• **Task to carry out**:
Every record here should be printed again exactly.

Records excerpted from a collection:
::::::::

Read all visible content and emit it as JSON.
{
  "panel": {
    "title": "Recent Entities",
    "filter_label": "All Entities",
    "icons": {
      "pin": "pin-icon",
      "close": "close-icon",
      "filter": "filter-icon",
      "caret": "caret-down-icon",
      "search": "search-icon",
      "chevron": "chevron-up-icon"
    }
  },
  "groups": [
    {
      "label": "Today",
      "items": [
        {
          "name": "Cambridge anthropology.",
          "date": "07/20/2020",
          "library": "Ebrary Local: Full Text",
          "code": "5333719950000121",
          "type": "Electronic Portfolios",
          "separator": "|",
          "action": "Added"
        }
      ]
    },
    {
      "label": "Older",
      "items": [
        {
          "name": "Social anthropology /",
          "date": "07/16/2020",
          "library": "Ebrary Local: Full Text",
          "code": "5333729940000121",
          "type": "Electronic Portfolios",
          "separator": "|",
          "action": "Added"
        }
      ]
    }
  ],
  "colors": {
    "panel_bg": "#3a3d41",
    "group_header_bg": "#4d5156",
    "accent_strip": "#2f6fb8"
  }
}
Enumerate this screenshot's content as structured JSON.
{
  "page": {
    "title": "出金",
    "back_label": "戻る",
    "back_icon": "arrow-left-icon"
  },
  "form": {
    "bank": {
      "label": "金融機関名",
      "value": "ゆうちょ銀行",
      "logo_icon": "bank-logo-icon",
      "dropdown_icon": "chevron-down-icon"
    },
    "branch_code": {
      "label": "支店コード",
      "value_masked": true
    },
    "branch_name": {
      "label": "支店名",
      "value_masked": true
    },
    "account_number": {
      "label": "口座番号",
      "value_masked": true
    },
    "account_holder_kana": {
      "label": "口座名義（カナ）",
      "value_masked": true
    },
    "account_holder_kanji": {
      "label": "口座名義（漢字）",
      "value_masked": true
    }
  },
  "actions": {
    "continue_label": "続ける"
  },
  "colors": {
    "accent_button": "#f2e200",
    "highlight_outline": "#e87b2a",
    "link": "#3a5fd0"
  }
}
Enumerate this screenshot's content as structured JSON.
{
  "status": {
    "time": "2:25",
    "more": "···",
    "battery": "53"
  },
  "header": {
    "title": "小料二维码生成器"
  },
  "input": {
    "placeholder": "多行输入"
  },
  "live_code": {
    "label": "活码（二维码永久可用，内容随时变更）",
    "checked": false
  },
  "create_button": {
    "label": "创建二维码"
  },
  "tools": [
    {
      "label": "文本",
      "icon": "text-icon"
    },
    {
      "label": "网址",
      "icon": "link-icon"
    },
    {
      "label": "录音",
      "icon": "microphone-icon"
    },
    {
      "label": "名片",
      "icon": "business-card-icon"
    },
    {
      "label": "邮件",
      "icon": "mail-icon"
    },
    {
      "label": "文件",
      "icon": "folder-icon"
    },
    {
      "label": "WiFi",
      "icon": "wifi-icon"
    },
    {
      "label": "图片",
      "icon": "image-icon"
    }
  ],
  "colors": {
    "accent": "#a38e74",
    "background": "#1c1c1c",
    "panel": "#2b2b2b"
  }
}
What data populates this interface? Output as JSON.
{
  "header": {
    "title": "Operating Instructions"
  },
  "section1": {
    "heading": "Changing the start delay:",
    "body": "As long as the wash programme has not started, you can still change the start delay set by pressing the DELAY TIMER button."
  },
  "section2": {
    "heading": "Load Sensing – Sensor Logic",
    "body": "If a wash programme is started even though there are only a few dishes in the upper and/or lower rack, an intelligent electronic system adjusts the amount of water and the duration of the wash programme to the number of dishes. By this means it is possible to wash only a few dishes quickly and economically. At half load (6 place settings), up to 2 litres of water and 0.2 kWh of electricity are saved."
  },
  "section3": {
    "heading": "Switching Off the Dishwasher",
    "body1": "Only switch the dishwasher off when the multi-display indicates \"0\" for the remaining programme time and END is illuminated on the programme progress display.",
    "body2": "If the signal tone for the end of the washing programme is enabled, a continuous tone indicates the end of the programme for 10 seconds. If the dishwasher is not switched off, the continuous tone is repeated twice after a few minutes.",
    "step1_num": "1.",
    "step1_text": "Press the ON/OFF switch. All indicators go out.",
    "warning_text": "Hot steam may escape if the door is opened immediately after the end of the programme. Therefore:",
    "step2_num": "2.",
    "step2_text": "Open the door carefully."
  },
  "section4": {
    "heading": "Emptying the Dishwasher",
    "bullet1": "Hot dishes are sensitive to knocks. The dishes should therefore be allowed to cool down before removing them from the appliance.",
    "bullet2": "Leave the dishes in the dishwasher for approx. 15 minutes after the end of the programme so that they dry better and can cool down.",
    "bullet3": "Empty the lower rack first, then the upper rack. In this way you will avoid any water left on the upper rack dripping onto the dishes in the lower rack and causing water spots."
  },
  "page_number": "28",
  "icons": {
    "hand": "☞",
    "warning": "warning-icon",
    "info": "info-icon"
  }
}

::::::::

• **Worked solution**:
Read all visible content and emit it as JSON.
{
  "panel": {
    "title": "Recent Entities",
    "filter_label": "All Entities",
    "icons": {
      "pin": "pin-icon",
      "close": "close-icon",
      "filter": "filter-icon",
      "caret": "caret-down-icon",
      "search": "search-icon",
      "chevron": "chevron-up-icon"
    }
  },
  "groups": [
    {
      "label": "Today",
      "items": [
        {
          "name": "Cambridge anthropology.",
          "date": "07/20/2020",
          "library": "Ebrary Local: Full Text",
          "code": "5333719950000121",
          "type": "Electronic Portfolios",
          "separator": "|",
          "action": "Added"
        }
      ]
    },
    {
      "label": "Older",
      "items": [
        {
          "name": "Social anthropology /",
          "date": "07/16/2020",
          "library": "Ebrary Local: Full Text",
          "code": "5333729940000121",
          "type": "Electronic Portfolios",
          "separator": "|",
          "action": "Added"
        }
      ]
    }
  ],
  "colors": {
    "panel_bg": "#3a3d41",
    "group_header_bg": "#4d5156",
    "accent_strip": "#2f6fb8"
  }
}
Enumerate this screenshot's content as structured JSON.
{
  "page": {
    "title": "出金",
    "back_label": "戻る",
    "back_icon": "arrow-left-icon"
  },
  "form": {
    "bank": {
      "label": "金融機関名",
      "value": "ゆうちょ銀行",
      "logo_icon": "bank-logo-icon",
      "dropdown_icon": "chevron-down-icon"
    },
    "branch_code": {
      "label": "支店コード",
      "value_masked": true
    },
    "branch_name": {
      "label": "支店名",
      "value_masked": true
    },
    "account_number": {
      "label": "口座番号",
      "value_masked": true
    },
    "account_holder_kana": {
      "label": "口座名義（カナ）",
      "value_masked": true
    },
    "account_holder_kanji": {
      "label": "口座名義（漢字）",
      "value_masked": true
    }
  },
  "actions": {
    "continue_label": "続ける"
  },
  "colors": {
    "accent_button": "#f2e200",
    "highlight_outline": "#e87b2a",
    "link": "#3a5fd0"
  }
}
Enumerate this screenshot's content as structured JSON.
{
  "status": {
    "time": "2:25",
    "more": "···",
    "battery": "53"
  },
  "header": {
    "title": "小料二维码生成器"
  },
  "input": {
    "placeholder": "多行输入"
  },
  "live_code": {
    "label": "活码（二维码永久可用，内容随时变更）",
    "checked": false
  },
  "create_button": {
    "label": "创建二维码"
  },
  "tools": [
    {
      "label": "文本",
      "icon": "text-icon"
    },
    {
      "label": "网址",
      "icon": "link-icon"
    },
    {
      "label": "录音",
      "icon": "microphone-icon"
    },
    {
      "label": "名片",
      "icon": "business-card-icon"
    },
    {
      "label": "邮件",
      "icon": "mail-icon"
    },
    {
      "label": "文件",
      "icon": "folder-icon"
    },
    {
      "label": "WiFi",
      "icon": "wifi-icon"
    },
    {
      "label": "图片",
      "icon": "image-icon"
    }
  ],
  "colors": {
    "accent": "#a38e74",
    "background": "#1c1c1c",
    "panel": "#2b2b2b"
  }
}
What data populates this interface? Output as JSON.
{
  "header": {
    "title": "Operating Instructions"
  },
  "section1": {
    "heading": "Changing the start delay:",
    "body": "As long as the wash programme has not started, you can still change the start delay set by pressing the DELAY TIMER button."
  },
  "section2": {
    "heading": "Load Sensing – Sensor Logic",
    "body": "If a wash programme is started even though there are only a few dishes in the upper and/or lower rack, an intelligent electronic system adjusts the amount of water and the duration of the wash programme to the number of dishes. By this means it is possible to wash only a few dishes quickly and economically. At half load (6 place settings), up to 2 litres of water and 0.2 kWh of electricity are saved."
  },
  "section3": {
    "heading": "Switching Off the Dishwasher",
    "body1": "Only switch the dishwasher off when the multi-display indicates \"0\" for the remaining programme time and END is illuminated on the programme progress display.",
    "body2": "If the signal tone for the end of the washing programme is enabled, a continuous tone indicates the end of the programme for 10 seconds. If the dishwasher is not switched off, the continuous tone is repeated twice after a few minutes.",
    "step1_num": "1.",
    "step1_text": "Press the ON/OFF switch. All indicators go out.",
    "warning_text": "Hot steam may escape if the door is opened immediately after the end of the programme. Therefore:",
    "step2_num": "2.",
    "step2_text": "Open the door carefully."
  },
  "section4": {
    "heading": "Emptying the Dishwasher",
    "bullet1": "Hot dishes are sensitive to knocks. The dishes should therefore be allowed to cool down before removing them from the appliance.",
    "bullet2": "Leave the dishes in the dishwasher for approx. 15 minutes after the end of the programme so that they dry better and can cool down.",
    "bullet3": "Empty the lower rack first, then the upper rack. In this way you will avoid any water left on the upper rack dripping onto the dishes in the lower rack and causing water spots."
  },
  "page_number": "28",
  "icons": {
    "hand": "☞",
    "warning": "warning-icon",
    "info": "info-icon"
  }
}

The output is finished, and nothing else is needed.